____ SUPPLIED DATA

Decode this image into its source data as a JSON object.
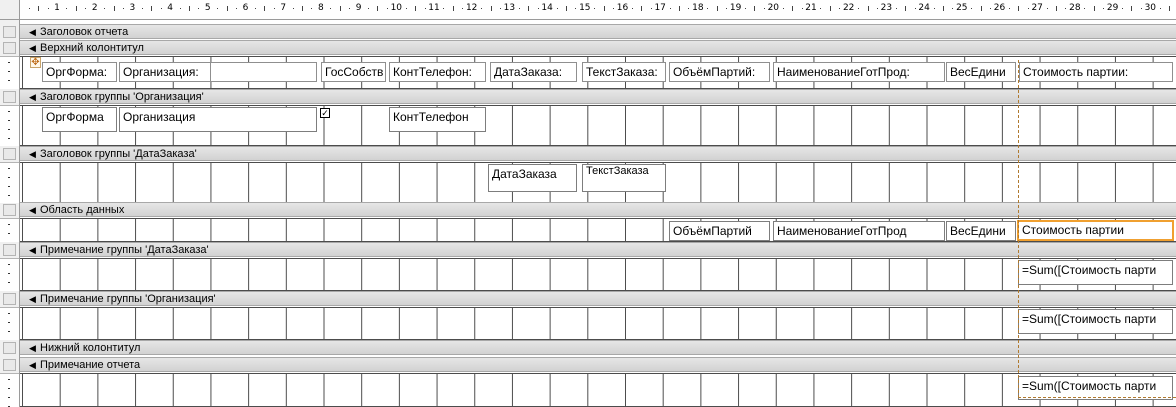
{
  "ruler": {
    "numbers": [
      "1",
      "2",
      "3",
      "4",
      "5",
      "6",
      "7",
      "8",
      "9",
      "10",
      "11",
      "12",
      "13",
      "14",
      "15",
      "16",
      "17",
      "18",
      "19",
      "20",
      "21",
      "22",
      "23",
      "24",
      "25",
      "26",
      "27",
      "28",
      "29",
      "30"
    ]
  },
  "bands": {
    "report_header": "Заголовок отчета",
    "page_header": "Верхний колонтитул",
    "group_header_org": "Заголовок группы 'Организация'",
    "group_header_date": "Заголовок группы 'ДатаЗаказа'",
    "detail": "Область данных",
    "group_footer_date": "Примечание группы 'ДатаЗаказа'",
    "group_footer_org": "Примечание группы 'Организация'",
    "page_footer": "Нижний колонтитул",
    "report_footer": "Примечание отчета"
  },
  "page_header": {
    "org_form_label": "ОргФорма:",
    "organization_label": "Организация:",
    "gos_label": "ГосСобств",
    "cont_phone_label": "КонтТелефон:",
    "order_date_label": "ДатаЗаказа:",
    "order_text_label": "ТекстЗаказа:",
    "batch_volume_label": "ОбъёмПартий:",
    "product_name_label": "НаименованиеГотПрод:",
    "unit_weight_label": "ВесЕдини",
    "batch_cost_label": "Стоимость партии:"
  },
  "group_header_org": {
    "org_form_field": "ОргФорма",
    "organization_field": "Организация",
    "gos_checkbox": "✓",
    "cont_phone_field": "КонтТелефон"
  },
  "group_header_date": {
    "order_date_field": "ДатаЗаказа",
    "order_text_field": "ТекстЗаказа"
  },
  "detail": {
    "batch_volume_field": "ОбъёмПартий",
    "product_name_field": "НаименованиеГотПрод",
    "unit_weight_field": "ВесЕдини",
    "batch_cost_field": "Стоимость партии"
  },
  "group_footer_date": {
    "sum_field": "=Sum([Стоимость парти"
  },
  "group_footer_org": {
    "sum_field": "=Sum([Стоимость парти"
  },
  "report_footer": {
    "sum_field": "=Sum([Стоимость парти"
  },
  "colors": {
    "band_bg": "#dcdcdc",
    "grid_line": "#4c4c4c",
    "selection": "#f0a030"
  }
}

________

_TASK REQUIREMENTS_: Repeat each record exactly, with the pictures left out.

_SOLVED PROBLEM_:
Decode this image into its source data as a JSON object.
{
  "ruler": {
    "numbers": [
      "1",
      "2",
      "3",
      "4",
      "5",
      "6",
      "7",
      "8",
      "9",
      "10",
      "11",
      "12",
      "13",
      "14",
      "15",
      "16",
      "17",
      "18",
      "19",
      "20",
      "21",
      "22",
      "23",
      "24",
      "25",
      "26",
      "27",
      "28",
      "29",
      "30"
    ]
  },
  "bands": {
    "report_header": "Заголовок отчета",
    "page_header": "Верхний колонтитул",
    "group_header_org": "Заголовок группы 'Организация'",
    "group_header_date": "Заголовок группы 'ДатаЗаказа'",
    "detail": "Область данных",
    "group_footer_date": "Примечание группы 'ДатаЗаказа'",
    "group_footer_org": "Примечание группы 'Организация'",
    "page_footer": "Нижний колонтитул",
    "report_footer": "Примечание отчета"
  },
  "page_header": {
    "org_form_label": "ОргФорма:",
    "organization_label": "Организация:",
    "gos_label": "ГосСобств",
    "cont_phone_label": "КонтТелефон:",
    "order_date_label": "ДатаЗаказа:",
    "order_text_label": "ТекстЗаказа:",
    "batch_volume_label": "ОбъёмПартий:",
    "product_name_label": "НаименованиеГотПрод:",
    "unit_weight_label": "ВесЕдини",
    "batch_cost_label": "Стоимость партии:"
  },
  "group_header_org": {
    "org_form_field": "ОргФорма",
    "organization_field": "Организация",
    "gos_checkbox": "✓",
    "cont_phone_field": "КонтТелефон"
  },
  "group_header_date": {
    "order_date_field": "ДатаЗаказа",
    "order_text_field": "ТекстЗаказа"
  },
  "detail": {
    "batch_volume_field": "ОбъёмПартий",
    "product_name_field": "НаименованиеГотПрод",
    "unit_weight_field": "ВесЕдини",
    "batch_cost_field": "Стоимость партии"
  },
  "group_footer_date": {
    "sum_field": "=Sum([Стоимость парти"
  },
  "group_footer_org": {
    "sum_field": "=Sum([Стоимость парти"
  },
  "report_footer": {
    "sum_field": "=Sum([Стоимость парти"
  },
  "colors": {
    "band_bg": "#dcdcdc",
    "grid_line": "#4c4c4c",
    "selection": "#f0a030"
  }
}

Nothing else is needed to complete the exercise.